** START OF Record extracts **

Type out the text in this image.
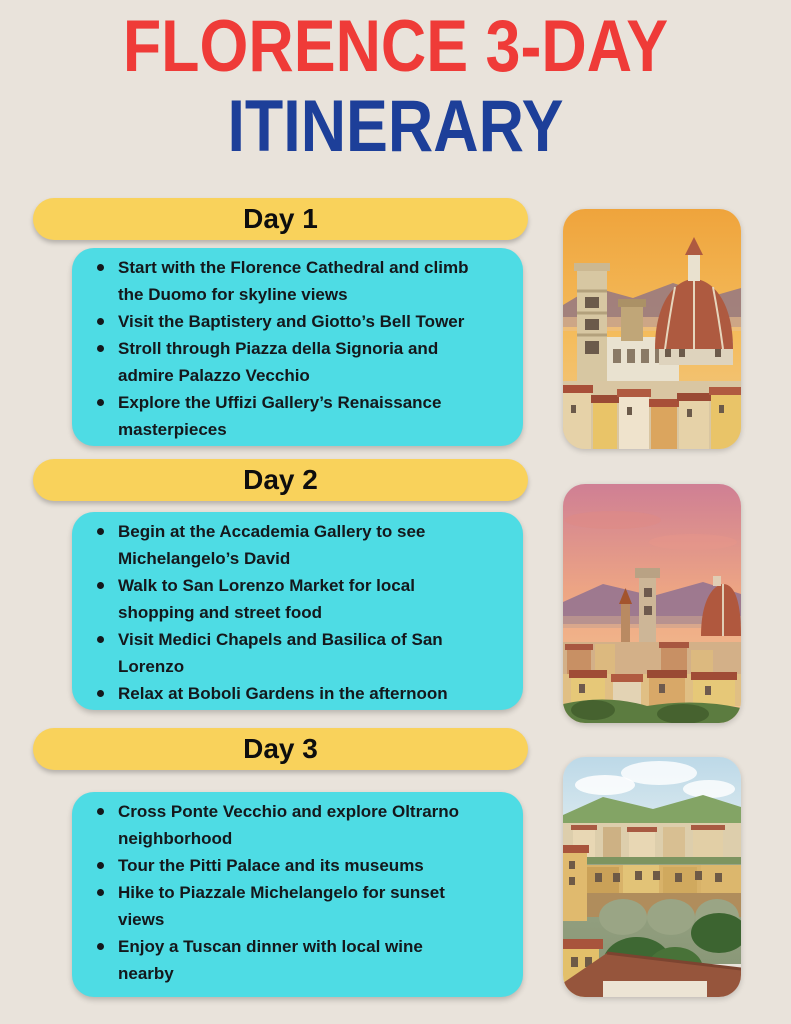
FLORENCE 3-DAY
ITINERARY
Day 1
Start with the Florence Cathedral and climb the Duomo for skyline views
Visit the Baptistery and Giotto’s Bell Tower
Stroll through Piazza della Signoria and admire Palazzo Vecchio
Explore the Uffizi Gallery’s Renaissance masterpieces
Day 2
Begin at the Accademia Gallery to see Michelangelo’s David
Walk to San Lorenzo Market for local shopping and street food
Visit Medici Chapels and Basilica of San Lorenzo
Relax at Boboli Gardens in the afternoon
Day 3
Cross Ponte Vecchio and explore Oltrarno neighborhood
Tour the Pitti Palace and its museums
Hike to Piazzale Michelangelo for sunset views
Enjoy a Tuscan dinner with local wine nearby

** END OF Record extracts **

Exercise goal: Output all of the entries verbatim, leaving out any images.

Task answer:
Type out the text in this image.
FLORENCE 3-DAY
ITINERARY
Day 1
Start with the Florence Cathedral and climb the Duomo for skyline views
Visit the Baptistery and Giotto’s Bell Tower
Stroll through Piazza della Signoria and admire Palazzo Vecchio
Explore the Uffizi Gallery’s Renaissance masterpieces
Day 2
Begin at the Accademia Gallery to see Michelangelo’s David
Walk to San Lorenzo Market for local shopping and street food
Visit Medici Chapels and Basilica of San Lorenzo
Relax at Boboli Gardens in the afternoon
Day 3
Cross Ponte Vecchio and explore Oltrarno neighborhood
Tour the Pitti Palace and its museums
Hike to Piazzale Michelangelo for sunset views
Enjoy a Tuscan dinner with local wine nearby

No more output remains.